- _Element box items_
::::::::
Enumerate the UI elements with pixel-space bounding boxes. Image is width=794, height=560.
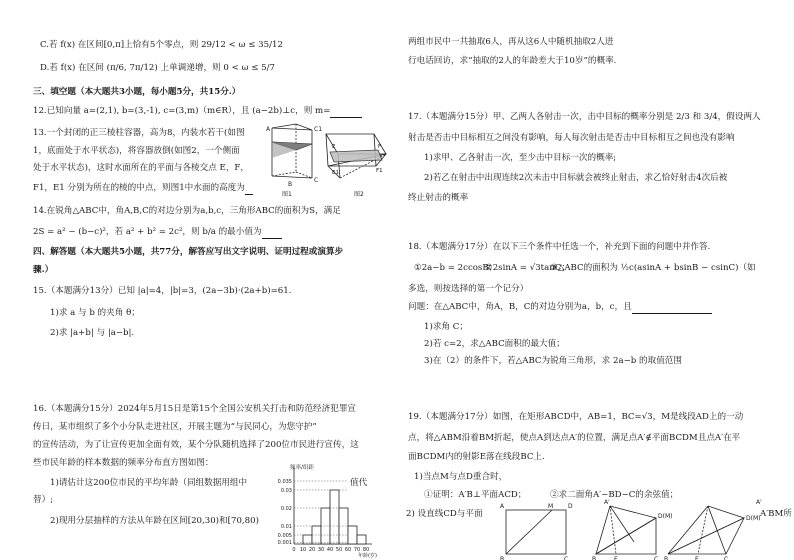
fig19-label-B2: B	[592, 556, 597, 560]
question-14-line2: 2S = a² − (b−c)²，若 a² + b² = 2c²，则 b/a 的最小值为	[33, 227, 282, 239]
question-16-line2: 传日，某市组织了多个小分队走进社区，开展主题为“与民同心，为您守护”	[33, 422, 317, 432]
fig19-label-M: M	[548, 503, 554, 510]
option-d: D.若 f(x) 在区间 (π/6, 7π/12) 上单调递增，则 0 < ω ≤ 5/7	[40, 63, 275, 73]
blank-12	[330, 106, 362, 118]
question-16-part1-tail: 值代	[350, 478, 368, 488]
label-C: C	[314, 177, 319, 184]
question-19-part2-tail: A′BM所	[760, 509, 792, 519]
question-15: 15.（本题满分13分）已知 |a|=4，|b|=3，(2a−3b)·(2a+b)=61.	[33, 286, 292, 296]
rect-ABCD	[506, 510, 566, 554]
question-17-line2: 射击是否击中目标相互之间没有影响，每人每次射击是否击中目标相互之间也没有影响	[408, 133, 735, 143]
histogram-ytick-2: 0.01	[280, 523, 292, 530]
question-16-line1: 16.（本题满分15分）2024年5月15日是第15个全国公安机关打击和防范经济犯罪宣	[33, 404, 357, 414]
label-F1: F1	[376, 168, 383, 174]
question-13-line4: F1，E1 分别为所在的棱的中点，则图1中水面的高度为	[33, 183, 253, 195]
histogram-xlabel: 年龄(岁)	[358, 553, 377, 559]
option-c: C.若 f(x) 在区间[0,π]上恰有5个零点，则 29/12 < ω ≤ 35/12	[40, 40, 283, 50]
figure-13-fig1	[272, 124, 312, 178]
label-E: E	[332, 144, 336, 150]
label-B: B	[288, 181, 293, 188]
histogram-xtick-5: 50	[335, 547, 343, 553]
label-F: F	[378, 144, 382, 150]
blank-18	[632, 302, 712, 314]
fig19-label-E: E	[614, 556, 618, 560]
histogram-ytick-4: 0.03	[280, 487, 292, 494]
section-answers-line2: 骤.）	[33, 265, 54, 275]
question-19-part1a: ①证明：A′B⊥平面ACD；	[424, 490, 527, 500]
section-fill-in-blank: 三、填空题（本大题共3小题，每小题5分，共15分.）	[33, 87, 241, 97]
q16-continued-line2: 行电话回访，求“抽取的2人的年龄差大于10岁”的概率.	[408, 56, 617, 66]
question-18-part3: 3)在（2）的条件下，若△ABC为锐角三角形，求 2a−b 的取值范围	[424, 356, 682, 366]
fig19-label-C2: C	[654, 556, 659, 560]
histogram-ytick-5: 0.035	[277, 478, 292, 485]
question-14-line1: 14.在锐角△ABC中，角A,B,C的对边分别为a,b,c，三角形ABC的面积为S，满足	[33, 206, 341, 216]
question-19-part2: 2) 设直线CD与平面	[406, 509, 483, 519]
question-19-line3: 面BCDM内的射影E落在线段BC上.	[408, 452, 545, 462]
histogram-xtick-7: 70	[353, 547, 361, 553]
histogram-bar-0	[303, 535, 312, 544]
question-17-part2: 2)若乙在射击中出现连续2次未击中目标就会被终止射击，求乙恰好射击4次后被	[424, 173, 728, 183]
question-18-problem: 问题：在△ABC中，角A，B，C的对边分别为a，b，c，且	[408, 302, 712, 314]
question-18-line1: 18.（本题满分17分）在以下三个条件中任选一个，补充到下面的问题中并作答.	[408, 242, 711, 252]
histogram-ylabel: 频率/组距	[290, 465, 314, 471]
question-19-part1b: ②求二面角A′−BD−C的余弦值；	[550, 490, 679, 500]
blank-14	[262, 227, 282, 239]
figure-19	[498, 498, 788, 558]
question-13-line1: 13.一个封闭的正三棱柱容器，高为8，内装水若干(如图	[33, 128, 245, 138]
label-E1: E1	[332, 170, 339, 176]
question-18-part1: 1)求角 C；	[424, 322, 468, 332]
question-17-part2-cont: 终止射击的概率	[408, 193, 469, 203]
histogram-bar-3	[330, 490, 339, 544]
question-16-part2: 2)现用分层抽样的方法从年龄在区间[20,30)和[70,80)	[50, 516, 259, 526]
fig19-label-B: B	[500, 556, 505, 560]
caption-fig2: 图2	[354, 191, 364, 198]
histogram-xtick-6: 60	[344, 547, 352, 553]
question-18-cond2: ②2sinA = √3tanC；	[485, 263, 570, 273]
question-13-line2: 1，底面处于水平状态)，将容器放倒(如图2，一个侧面	[33, 146, 240, 156]
histogram-xtick-8: 80	[362, 547, 370, 553]
question-18-part2: 2)若 c=2，求△ABC面积的最大值；	[424, 339, 565, 349]
question-15-part2: 2)求 |a+b| 与 |a−b|.	[50, 328, 135, 338]
prism1-top	[272, 124, 312, 130]
question-16-part1-cont: 替）;	[33, 495, 54, 505]
question-16-line4: 些市民年龄的样本数据的频率分布直方图如图：	[33, 458, 214, 468]
segment-BM	[506, 510, 552, 554]
fig19-label-C: C	[564, 556, 569, 560]
histogram-ytick-0: 0.001	[277, 540, 292, 546]
question-19-line2: 点，将△ABM沿着BM折起，使点A到达点A′的位置，满足点A′∉平面BCDM且点A′在平	[408, 433, 741, 443]
question-19-part1: 1)当点M与点D重合时，	[414, 472, 508, 482]
question-12: 12.已知向量 a=(2,1), b=(3,-1), c=(3,m)（m∈R），且 (a−2b)⊥c，则 m=	[33, 106, 362, 118]
histogram-bar-6	[357, 535, 366, 544]
fig19-label-DM-3: D(M)	[746, 515, 761, 522]
question-16-line3: 的宣传活动，为了让宣传更加全面有效，某个分队随机选择了200位市民进行宣传，这	[33, 440, 359, 450]
question-13-line3: 处于水平状态)，这时水面所在的平面与各棱交点 E，F，	[33, 163, 249, 173]
water-surface-2	[330, 150, 382, 162]
caption-fig1: 图1	[282, 191, 292, 198]
fig19-label-A-prime: A'	[604, 499, 610, 506]
histogram-xtick-3: 30	[317, 547, 325, 553]
question-17-line1: 17.（本题满分15分）甲、乙两人各射击一次，击中目标的概率分别是 2/3 和 3/4，假设两人	[408, 112, 761, 122]
histogram-xtick-0: 0	[292, 547, 296, 553]
fig19-label-B3: B	[664, 556, 669, 560]
blank-13	[245, 183, 253, 195]
question-19-line1: 19.（本题满分17分）如图，在矩形ABCD中，AB=1，BC=√3，M是线段AD上的一动	[408, 412, 744, 422]
histogram-ages	[270, 462, 390, 559]
histogram-bar-5	[348, 526, 357, 544]
label-C1: C1	[314, 126, 323, 133]
fig19-label-DM: D(M)	[658, 513, 673, 520]
fig19-label-C3: C	[724, 556, 729, 560]
section-answers-line1: 四、解答题（本大题共5小题，共77分，解答应写出文字说明、证明过程或演算步	[33, 247, 344, 257]
fig19-label-E3: E	[695, 556, 699, 560]
histogram-ytick-1: 0.005	[277, 532, 292, 539]
figure-13-prisms	[266, 120, 388, 198]
fig19-label-A: A	[500, 503, 505, 510]
histogram-xtick-1: 10	[299, 547, 307, 553]
question-18-cond1: ①2a−b = 2ccosB；	[414, 263, 498, 273]
histogram-xtick-2: 20	[308, 547, 316, 553]
q16-continued-line1: 两组市民中一共抽取6人，再从这6人中随机抽取2人进	[408, 37, 614, 47]
question-16-part1: 1)请估计这200位市民的平均年龄（同组数据用组中	[50, 478, 248, 488]
label-A: A	[266, 126, 271, 133]
fig19-label-D: D	[568, 503, 573, 510]
question-15-part1: 1)求 a 与 b 的夹角 θ；	[50, 308, 140, 318]
question-18-cond3: ③△ABC的面积为 ½c(asinA + bsinB − csinC)（如	[550, 263, 756, 273]
fig19-label-A-prime-3: A'	[756, 499, 762, 506]
histogram-ytick-3: 0.02	[280, 505, 292, 512]
question-17-part1: 1)求甲、乙各射击一次，至少击中目标一次的概率;	[424, 153, 617, 163]
histogram-xtick-4: 40	[326, 547, 334, 553]
question-18-note: 多选，则按选择的第一个记分）	[408, 284, 529, 294]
::::::::
- _WHAT THE TASK REQUIRES_
Repeat the stretch of lines from the one containing "556, 597, 560]" through the one containing "510, 566, 554]".

- _SOLUTION TO THIS PROBLEM_
fig19-label-B2: B	[592, 556, 597, 560]
question-14-line2: 2S = a² − (b−c)²，若 a² + b² = 2c²，则 b/a 的最小值为	[33, 227, 282, 239]
question-16-line2: 传日，某市组织了多个小分队走进社区，开展主题为“与民同心，为您守护”	[33, 422, 317, 432]
fig19-label-M: M	[548, 503, 554, 510]
option-d: D.若 f(x) 在区间 (π/6, 7π/12) 上单调递增，则 0 < ω ≤ 5/7	[40, 63, 275, 73]
blank-12	[330, 106, 362, 118]
question-16-part1-tail: 值代	[350, 478, 368, 488]
label-C: C	[314, 177, 319, 184]
question-19-part2-tail: A′BM所	[760, 509, 792, 519]
question-15: 15.（本题满分13分）已知 |a|=4，|b|=3，(2a−3b)·(2a+b)=61.	[33, 286, 292, 296]
rect-ABCD	[506, 510, 566, 554]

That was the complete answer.